● Objective
Repeat, line for line, the entries printed below.

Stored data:
____

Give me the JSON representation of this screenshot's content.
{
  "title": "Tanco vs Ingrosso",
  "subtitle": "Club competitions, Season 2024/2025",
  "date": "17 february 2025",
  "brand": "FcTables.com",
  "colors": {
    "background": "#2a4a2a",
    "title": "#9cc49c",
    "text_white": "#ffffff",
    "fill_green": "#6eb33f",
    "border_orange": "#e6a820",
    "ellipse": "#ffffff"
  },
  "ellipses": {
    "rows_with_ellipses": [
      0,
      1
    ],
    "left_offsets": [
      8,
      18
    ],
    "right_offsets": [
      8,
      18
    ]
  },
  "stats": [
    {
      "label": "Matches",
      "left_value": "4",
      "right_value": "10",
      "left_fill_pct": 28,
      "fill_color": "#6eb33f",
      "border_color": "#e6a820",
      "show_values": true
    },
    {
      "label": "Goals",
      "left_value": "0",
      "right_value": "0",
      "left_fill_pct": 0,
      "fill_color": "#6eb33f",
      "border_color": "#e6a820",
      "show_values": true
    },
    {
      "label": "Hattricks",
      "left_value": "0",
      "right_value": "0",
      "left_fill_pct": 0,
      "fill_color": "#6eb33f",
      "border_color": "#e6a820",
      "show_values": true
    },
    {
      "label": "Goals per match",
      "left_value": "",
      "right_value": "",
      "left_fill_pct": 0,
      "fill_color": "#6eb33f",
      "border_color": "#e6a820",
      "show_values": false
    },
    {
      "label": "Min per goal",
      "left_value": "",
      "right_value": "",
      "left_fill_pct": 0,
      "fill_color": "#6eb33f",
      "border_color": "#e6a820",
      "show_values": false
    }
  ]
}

____

● Solved exercise
Give me the JSON representation of this screenshot's content.
{
  "title": "Tanco vs Ingrosso",
  "subtitle": "Club competitions, Season 2024/2025",
  "date": "17 february 2025",
  "brand": "FcTables.com",
  "colors": {
    "background": "#2a4a2a",
    "title": "#9cc49c",
    "text_white": "#ffffff",
    "fill_green": "#6eb33f",
    "border_orange": "#e6a820",
    "ellipse": "#ffffff"
  },
  "ellipses": {
    "rows_with_ellipses": [
      0,
      1
    ],
    "left_offsets": [
      8,
      18
    ],
    "right_offsets": [
      8,
      18
    ]
  },
  "stats": [
    {
      "label": "Matches",
      "left_value": "4",
      "right_value": "10",
      "left_fill_pct": 28,
      "fill_color": "#6eb33f",
      "border_color": "#e6a820",
      "show_values": true
    },
    {
      "label": "Goals",
      "left_value": "0",
      "right_value": "0",
      "left_fill_pct": 0,
      "fill_color": "#6eb33f",
      "border_color": "#e6a820",
      "show_values": true
    },
    {
      "label": "Hattricks",
      "left_value": "0",
      "right_value": "0",
      "left_fill_pct": 0,
      "fill_color": "#6eb33f",
      "border_color": "#e6a820",
      "show_values": true
    },
    {
      "label": "Goals per match",
      "left_value": "",
      "right_value": "",
      "left_fill_pct": 0,
      "fill_color": "#6eb33f",
      "border_color": "#e6a820",
      "show_values": false
    },
    {
      "label": "Min per goal",
      "left_value": "",
      "right_value": "",
      "left_fill_pct": 0,
      "fill_color": "#6eb33f",
      "border_color": "#e6a820",
      "show_values": false
    }
  ]
}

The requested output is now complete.